Your instructions: Return the records exactly as they are.

Records:
········

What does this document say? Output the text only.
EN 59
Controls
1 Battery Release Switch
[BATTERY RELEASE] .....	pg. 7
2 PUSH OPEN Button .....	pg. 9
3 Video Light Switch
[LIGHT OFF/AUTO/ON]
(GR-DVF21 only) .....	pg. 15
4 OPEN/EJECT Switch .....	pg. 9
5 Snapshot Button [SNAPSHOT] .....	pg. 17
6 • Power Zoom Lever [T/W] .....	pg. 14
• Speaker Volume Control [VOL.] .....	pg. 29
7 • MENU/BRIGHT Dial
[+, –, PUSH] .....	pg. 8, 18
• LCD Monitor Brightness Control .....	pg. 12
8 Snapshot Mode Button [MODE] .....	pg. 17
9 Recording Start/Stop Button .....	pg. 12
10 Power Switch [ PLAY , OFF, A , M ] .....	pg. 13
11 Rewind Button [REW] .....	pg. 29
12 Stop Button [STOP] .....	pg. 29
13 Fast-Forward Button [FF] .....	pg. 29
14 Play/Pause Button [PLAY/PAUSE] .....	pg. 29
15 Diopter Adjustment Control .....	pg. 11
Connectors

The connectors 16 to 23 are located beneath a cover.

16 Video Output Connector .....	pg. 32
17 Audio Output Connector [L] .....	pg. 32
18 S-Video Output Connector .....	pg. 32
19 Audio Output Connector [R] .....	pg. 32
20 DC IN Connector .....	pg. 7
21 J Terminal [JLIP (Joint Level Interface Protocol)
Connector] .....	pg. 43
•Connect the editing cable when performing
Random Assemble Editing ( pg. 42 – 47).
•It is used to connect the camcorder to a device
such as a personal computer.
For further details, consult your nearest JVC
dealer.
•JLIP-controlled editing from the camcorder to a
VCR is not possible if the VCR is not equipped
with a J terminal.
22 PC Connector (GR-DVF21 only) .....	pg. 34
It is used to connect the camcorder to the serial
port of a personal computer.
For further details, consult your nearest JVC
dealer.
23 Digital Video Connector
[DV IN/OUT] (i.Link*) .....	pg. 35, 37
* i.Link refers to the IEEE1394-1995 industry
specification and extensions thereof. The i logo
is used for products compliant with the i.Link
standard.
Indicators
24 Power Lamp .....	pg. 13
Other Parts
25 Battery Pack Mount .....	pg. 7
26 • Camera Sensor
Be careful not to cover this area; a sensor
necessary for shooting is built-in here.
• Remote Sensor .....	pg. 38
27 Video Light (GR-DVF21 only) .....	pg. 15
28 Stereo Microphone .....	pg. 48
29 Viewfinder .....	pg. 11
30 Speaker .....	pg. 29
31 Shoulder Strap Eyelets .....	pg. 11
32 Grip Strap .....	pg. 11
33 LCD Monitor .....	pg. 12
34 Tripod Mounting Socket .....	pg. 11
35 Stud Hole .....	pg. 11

········

Response:
What does this document say? Output the text only.
EN 59
Controls
1 Battery Release Switch
[BATTERY RELEASE] .....	pg. 7
2 PUSH OPEN Button .....	pg. 9
3 Video Light Switch
[LIGHT OFF/AUTO/ON]
(GR-DVF21 only) .....	pg. 15
4 OPEN/EJECT Switch .....	pg. 9
5 Snapshot Button [SNAPSHOT] .....	pg. 17
6 • Power Zoom Lever [T/W] .....	pg. 14
• Speaker Volume Control [VOL.] .....	pg. 29
7 • MENU/BRIGHT Dial
[+, –, PUSH] .....	pg. 8, 18
• LCD Monitor Brightness Control .....	pg. 12
8 Snapshot Mode Button [MODE] .....	pg. 17
9 Recording Start/Stop Button .....	pg. 12
10 Power Switch [ PLAY , OFF, A , M ] .....	pg. 13
11 Rewind Button [REW] .....	pg. 29
12 Stop Button [STOP] .....	pg. 29
13 Fast-Forward Button [FF] .....	pg. 29
14 Play/Pause Button [PLAY/PAUSE] .....	pg. 29
15 Diopter Adjustment Control .....	pg. 11
Connectors

The connectors 16 to 23 are located beneath a cover.

16 Video Output Connector .....	pg. 32
17 Audio Output Connector [L] .....	pg. 32
18 S-Video Output Connector .....	pg. 32
19 Audio Output Connector [R] .....	pg. 32
20 DC IN Connector .....	pg. 7
21 J Terminal [JLIP (Joint Level Interface Protocol)
Connector] .....	pg. 43
•Connect the editing cable when performing
Random Assemble Editing ( pg. 42 – 47).
•It is used to connect the camcorder to a device
such as a personal computer.
For further details, consult your nearest JVC
dealer.
•JLIP-controlled editing from the camcorder to a
VCR is not possible if the VCR is not equipped
with a J terminal.
22 PC Connector (GR-DVF21 only) .....	pg. 34
It is used to connect the camcorder to the serial
port of a personal computer.
For further details, consult your nearest JVC
dealer.
23 Digital Video Connector
[DV IN/OUT] (i.Link*) .....	pg. 35, 37
* i.Link refers to the IEEE1394-1995 industry
specification and extensions thereof. The i logo
is used for products compliant with the i.Link
standard.
Indicators
24 Power Lamp .....	pg. 13
Other Parts
25 Battery Pack Mount .....	pg. 7
26 • Camera Sensor
Be careful not to cover this area; a sensor
necessary for shooting is built-in here.
• Remote Sensor .....	pg. 38
27 Video Light (GR-DVF21 only) .....	pg. 15
28 Stereo Microphone .....	pg. 48
29 Viewfinder .....	pg. 11
30 Speaker .....	pg. 29
31 Shoulder Strap Eyelets .....	pg. 11
32 Grip Strap .....	pg. 11
33 LCD Monitor .....	pg. 12
34 Tripod Mounting Socket .....	pg. 11
35 Stud Hole .....	pg. 11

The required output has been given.